### DATA SHOWN:
┌────────

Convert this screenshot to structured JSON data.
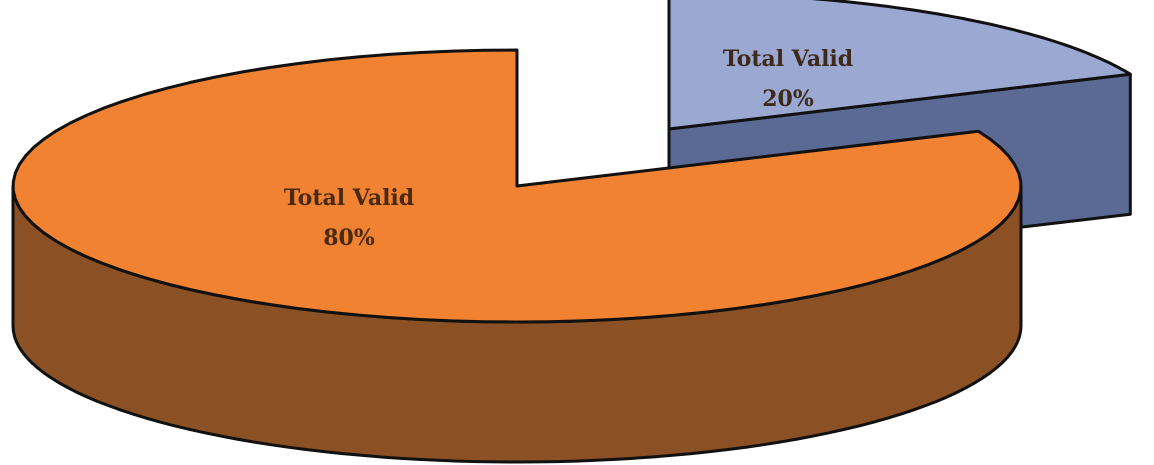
{
  "chart_data": {
    "type": "pie",
    "style": "3d-exploded",
    "slices": [
      {
        "label": "Total Valid",
        "value": 80,
        "percent_label": "80%",
        "top_color": "#f08232",
        "side_color": "#8b5124",
        "exploded": false
      },
      {
        "label": "Total Valid",
        "value": 20,
        "percent_label": "20%",
        "top_color": "#9ba8d2",
        "side_color": "#5a6a95",
        "exploded": true
      }
    ],
    "title": "",
    "legend": "none",
    "outline_color": "#111111"
  }
}
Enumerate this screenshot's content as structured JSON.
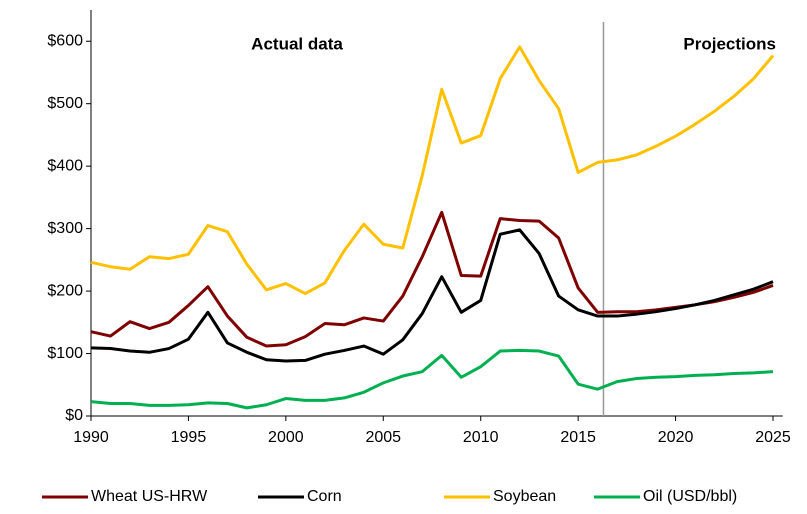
{
  "chart_data": {
    "type": "line",
    "annotations": [
      "Actual data",
      "Projections"
    ],
    "divider_x": 2016.3,
    "x": [
      1990,
      1991,
      1992,
      1993,
      1994,
      1995,
      1996,
      1997,
      1998,
      1999,
      2000,
      2001,
      2002,
      2003,
      2004,
      2005,
      2006,
      2007,
      2008,
      2009,
      2010,
      2011,
      2012,
      2013,
      2014,
      2015,
      2016,
      2017,
      2018,
      2019,
      2020,
      2021,
      2022,
      2023,
      2024,
      2025
    ],
    "series": [
      {
        "name": "Wheat US-HRW",
        "color": "#7f0000",
        "values": [
          135,
          128,
          151,
          140,
          150,
          177,
          207,
          160,
          126,
          112,
          114,
          127,
          148,
          146,
          157,
          152,
          192,
          255,
          326,
          225,
          224,
          316,
          313,
          312,
          285,
          205,
          166,
          167,
          167,
          170,
          174,
          178,
          183,
          190,
          198,
          209
        ]
      },
      {
        "name": "Corn",
        "color": "#000000",
        "values": [
          109,
          108,
          104,
          102,
          108,
          123,
          166,
          117,
          102,
          90,
          88,
          89,
          99,
          105,
          112,
          99,
          122,
          164,
          223,
          166,
          185,
          291,
          298,
          260,
          192,
          170,
          160,
          160,
          163,
          167,
          172,
          178,
          185,
          194,
          203,
          215
        ]
      },
      {
        "name": "Soybean",
        "color": "#ffc000",
        "values": [
          246,
          239,
          235,
          255,
          252,
          259,
          305,
          295,
          243,
          202,
          212,
          196,
          213,
          265,
          307,
          275,
          269,
          385,
          523,
          437,
          449,
          540,
          591,
          537,
          492,
          390,
          406,
          410,
          418,
          432,
          448,
          467,
          488,
          512,
          540,
          577
        ]
      },
      {
        "name": "Oil (USD/bbl)",
        "color": "#00b050",
        "values": [
          23,
          20,
          20,
          17,
          17,
          18,
          21,
          20,
          13,
          18,
          28,
          25,
          25,
          29,
          38,
          53,
          64,
          71,
          97,
          62,
          79,
          104,
          105,
          104,
          96,
          51,
          43,
          55,
          60,
          62,
          63,
          65,
          66,
          68,
          69,
          71
        ]
      }
    ],
    "xlim": [
      1990,
      2025.5
    ],
    "xticks": [
      1990,
      1995,
      2000,
      2005,
      2010,
      2015,
      2020,
      2025
    ],
    "ylim": [
      0,
      650
    ],
    "yticks": [
      {
        "value": 0,
        "label": "$0"
      },
      {
        "value": 100,
        "label": "$100"
      },
      {
        "value": 200,
        "label": "$200"
      },
      {
        "value": 300,
        "label": "$300"
      },
      {
        "value": 400,
        "label": "$400"
      },
      {
        "value": 500,
        "label": "$500"
      },
      {
        "value": 600,
        "label": "$600"
      }
    ],
    "legend": "bottom"
  }
}
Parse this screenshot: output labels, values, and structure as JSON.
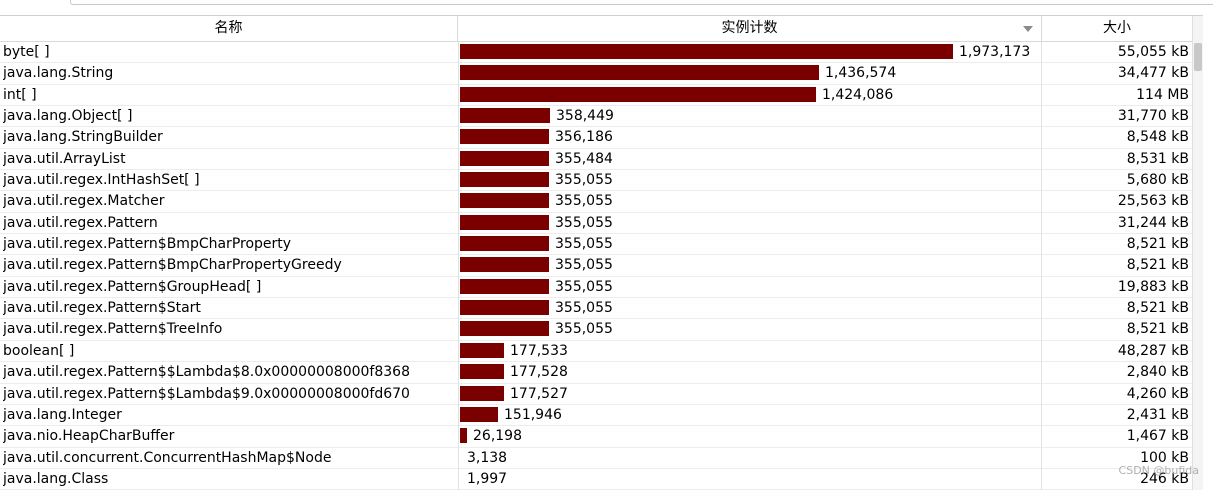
{
  "header": {
    "name": "名称",
    "count": "实例计数",
    "size": "大小"
  },
  "bar_color": "#7a0000",
  "max_count": 1973173,
  "rows": [
    {
      "name": "byte[ ]",
      "count": 1973173,
      "count_label": "1,973,173",
      "size": "55,055 kB"
    },
    {
      "name": "java.lang.String",
      "count": 1436574,
      "count_label": "1,436,574",
      "size": "34,477 kB"
    },
    {
      "name": "int[ ]",
      "count": 1424086,
      "count_label": "1,424,086",
      "size": "114 MB"
    },
    {
      "name": "java.lang.Object[ ]",
      "count": 358449,
      "count_label": "358,449",
      "size": "31,770 kB"
    },
    {
      "name": "java.lang.StringBuilder",
      "count": 356186,
      "count_label": "356,186",
      "size": "8,548 kB"
    },
    {
      "name": "java.util.ArrayList",
      "count": 355484,
      "count_label": "355,484",
      "size": "8,531 kB"
    },
    {
      "name": "java.util.regex.IntHashSet[ ]",
      "count": 355055,
      "count_label": "355,055",
      "size": "5,680 kB"
    },
    {
      "name": "java.util.regex.Matcher",
      "count": 355055,
      "count_label": "355,055",
      "size": "25,563 kB"
    },
    {
      "name": "java.util.regex.Pattern",
      "count": 355055,
      "count_label": "355,055",
      "size": "31,244 kB"
    },
    {
      "name": "java.util.regex.Pattern$BmpCharProperty",
      "count": 355055,
      "count_label": "355,055",
      "size": "8,521 kB"
    },
    {
      "name": "java.util.regex.Pattern$BmpCharPropertyGreedy",
      "count": 355055,
      "count_label": "355,055",
      "size": "8,521 kB"
    },
    {
      "name": "java.util.regex.Pattern$GroupHead[ ]",
      "count": 355055,
      "count_label": "355,055",
      "size": "19,883 kB"
    },
    {
      "name": "java.util.regex.Pattern$Start",
      "count": 355055,
      "count_label": "355,055",
      "size": "8,521 kB"
    },
    {
      "name": "java.util.regex.Pattern$TreeInfo",
      "count": 355055,
      "count_label": "355,055",
      "size": "8,521 kB"
    },
    {
      "name": "boolean[ ]",
      "count": 177533,
      "count_label": "177,533",
      "size": "48,287 kB"
    },
    {
      "name": "java.util.regex.Pattern$$Lambda$8.0x00000008000f8368",
      "count": 177528,
      "count_label": "177,528",
      "size": "2,840 kB"
    },
    {
      "name": "java.util.regex.Pattern$$Lambda$9.0x00000008000fd670",
      "count": 177527,
      "count_label": "177,527",
      "size": "4,260 kB"
    },
    {
      "name": "java.lang.Integer",
      "count": 151946,
      "count_label": "151,946",
      "size": "2,431 kB"
    },
    {
      "name": "java.nio.HeapCharBuffer",
      "count": 26198,
      "count_label": "26,198",
      "size": "1,467 kB"
    },
    {
      "name": "java.util.concurrent.ConcurrentHashMap$Node",
      "count": 3138,
      "count_label": "3,138",
      "size": "100 kB"
    },
    {
      "name": "java.lang.Class",
      "count": 1997,
      "count_label": "1,997",
      "size": "246 kB"
    }
  ],
  "watermark": "CSDN @bufida"
}
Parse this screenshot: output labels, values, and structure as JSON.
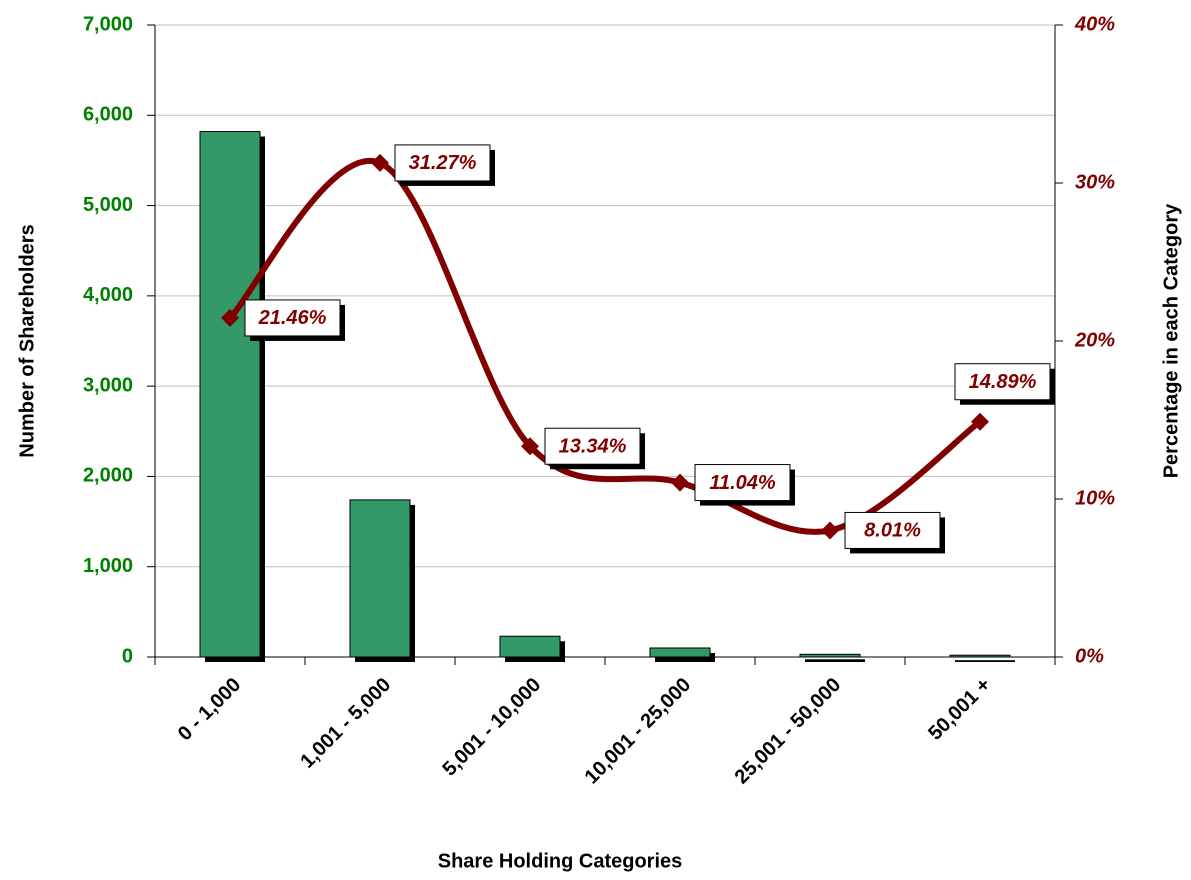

└────────

### PROBLEM TO WORK ON:
Every line above should be returned word for word, with the pictures left behind.

### RESPONSE TO THIS EXERCISE:
Convert this screenshot to structured JSON data.
{
  "chart_data": {
    "type": "pie",
    "style": "3d-exploded",
    "slices": [
      {
        "label": "Total Valid",
        "value": 80,
        "percent_label": "80%",
        "top_color": "#f08232",
        "side_color": "#8b5124",
        "exploded": false
      },
      {
        "label": "Total Valid",
        "value": 20,
        "percent_label": "20%",
        "top_color": "#9ba8d2",
        "side_color": "#5a6a95",
        "exploded": true
      }
    ],
    "title": "",
    "legend": "none",
    "outline_color": "#111111"
  }
}
Enumerate this screenshot's content as structured JSON.
{
  "chart_data": {
    "type": "line",
    "annotations": [
      "Actual data",
      "Projections"
    ],
    "divider_x": 2016.3,
    "x": [
      1990,
      1991,
      1992,
      1993,
      1994,
      1995,
      1996,
      1997,
      1998,
      1999,
      2000,
      2001,
      2002,
      2003,
      2004,
      2005,
      2006,
      2007,
      2008,
      2009,
      2010,
      2011,
      2012,
      2013,
      2014,
      2015,
      2016,
      2017,
      2018,
      2019,
      2020,
      2021,
      2022,
      2023,
      2024,
      2025
    ],
    "series": [
      {
        "name": "Wheat US-HRW",
        "color": "#7f0000",
        "values": [
          135,
          128,
          151,
          140,
          150,
          177,
          207,
          160,
          126,
          112,
          114,
          127,
          148,
          146,
          157,
          152,
          192,
          255,
          326,
          225,
          224,
          316,
          313,
          312,
          285,
          205,
          166,
          167,
          167,
          170,
          174,
          178,
          183,
          190,
          198,
          209
        ]
      },
      {
        "name": "Corn",
        "color": "#000000",
        "values": [
          109,
          108,
          104,
          102,
          108,
          123,
          166,
          117,
          102,
          90,
          88,
          89,
          99,
          105,
          112,
          99,
          122,
          164,
          223,
          166,
          185,
          291,
          298,
          260,
          192,
          170,
          160,
          160,
          163,
          167,
          172,
          178,
          185,
          194,
          203,
          215
        ]
      },
      {
        "name": "Soybean",
        "color": "#ffc000",
        "values": [
          246,
          239,
          235,
          255,
          252,
          259,
          305,
          295,
          243,
          202,
          212,
          196,
          213,
          265,
          307,
          275,
          269,
          385,
          523,
          437,
          449,
          540,
          591,
          537,
          492,
          390,
          406,
          410,
          418,
          432,
          448,
          467,
          488,
          512,
          540,
          577
        ]
      },
      {
        "name": "Oil (USD/bbl)",
        "color": "#00b050",
        "values": [
          23,
          20,
          20,
          17,
          17,
          18,
          21,
          20,
          13,
          18,
          28,
          25,
          25,
          29,
          38,
          53,
          64,
          71,
          97,
          62,
          79,
          104,
          105,
          104,
          96,
          51,
          43,
          55,
          60,
          62,
          63,
          65,
          66,
          68,
          69,
          71
        ]
      }
    ],
    "xlim": [
      1990,
      2025.5
    ],
    "xticks": [
      1990,
      1995,
      2000,
      2005,
      2010,
      2015,
      2020,
      2025
    ],
    "ylim": [
      0,
      650
    ],
    "yticks": [
      {
        "value": 0,
        "label": "$0"
      },
      {
        "value": 100,
        "label": "$100"
      },
      {
        "value": 200,
        "label": "$200"
      },
      {
        "value": 300,
        "label": "$300"
      },
      {
        "value": 400,
        "label": "$400"
      },
      {
        "value": 500,
        "label": "$500"
      },
      {
        "value": 600,
        "label": "$600"
      }
    ],
    "legend": "bottom"
  }
}
Parse this screenshot: output labels, values, and structure as JSON.
{
  "header": {
    "name": "名称",
    "count": "实例计数",
    "size": "大小"
  },
  "bar_color": "#7a0000",
  "max_count": 1973173,
  "rows": [
    {
      "name": "byte[ ]",
      "count": 1973173,
      "count_label": "1,973,173",
      "size": "55,055 kB"
    },
    {
      "name": "java.lang.String",
      "count": 1436574,
      "count_label": "1,436,574",
      "size": "34,477 kB"
    },
    {
      "name": "int[ ]",
      "count": 1424086,
      "count_label": "1,424,086",
      "size": "114 MB"
    },
    {
      "name": "java.lang.Object[ ]",
      "count": 358449,
      "count_label": "358,449",
      "size": "31,770 kB"
    },
    {
      "name": "java.lang.StringBuilder",
      "count": 356186,
      "count_label": "356,186",
      "size": "8,548 kB"
    },
    {
      "name": "java.util.ArrayList",
      "count": 355484,
      "count_label": "355,484",
      "size": "8,531 kB"
    },
    {
      "name": "java.util.regex.IntHashSet[ ]",
      "count": 355055,
      "count_label": "355,055",
      "size": "5,680 kB"
    },
    {
      "name": "java.util.regex.Matcher",
      "count": 355055,
      "count_label": "355,055",
      "size": "25,563 kB"
    },
    {
      "name": "java.util.regex.Pattern",
      "count": 355055,
      "count_label": "355,055",
      "size": "31,244 kB"
    },
    {
      "name": "java.util.regex.Pattern$BmpCharProperty",
      "count": 355055,
      "count_label": "355,055",
      "size": "8,521 kB"
    },
    {
      "name": "java.util.regex.Pattern$BmpCharPropertyGreedy",
      "count": 355055,
      "count_label": "355,055",
      "size": "8,521 kB"
    },
    {
      "name": "java.util.regex.Pattern$GroupHead[ ]",
      "count": 355055,
      "count_label": "355,055",
      "size": "19,883 kB"
    },
    {
      "name": "java.util.regex.Pattern$Start",
      "count": 355055,
      "count_label": "355,055",
      "size": "8,521 kB"
    },
    {
      "name": "java.util.regex.Pattern$TreeInfo",
      "count": 355055,
      "count_label": "355,055",
      "size": "8,521 kB"
    },
    {
      "name": "boolean[ ]",
      "count": 177533,
      "count_label": "177,533",
      "size": "48,287 kB"
    },
    {
      "name": "java.util.regex.Pattern$$Lambda$8.0x00000008000f8368",
      "count": 177528,
      "count_label": "177,528",
      "size": "2,840 kB"
    },
    {
      "name": "java.util.regex.Pattern$$Lambda$9.0x00000008000fd670",
      "count": 177527,
      "count_label": "177,527",
      "size": "4,260 kB"
    },
    {
      "name": "java.lang.Integer",
      "count": 151946,
      "count_label": "151,946",
      "size": "2,431 kB"
    },
    {
      "name": "java.nio.HeapCharBuffer",
      "count": 26198,
      "count_label": "26,198",
      "size": "1,467 kB"
    },
    {
      "name": "java.util.concurrent.ConcurrentHashMap$Node",
      "count": 3138,
      "count_label": "3,138",
      "size": "100 kB"
    },
    {
      "name": "java.lang.Class",
      "count": 1997,
      "count_label": "1,997",
      "size": "246 kB"
    }
  ],
  "watermark": "CSDN @bufida"
}
Parse this screenshot: output labels, values, and structure as JSON.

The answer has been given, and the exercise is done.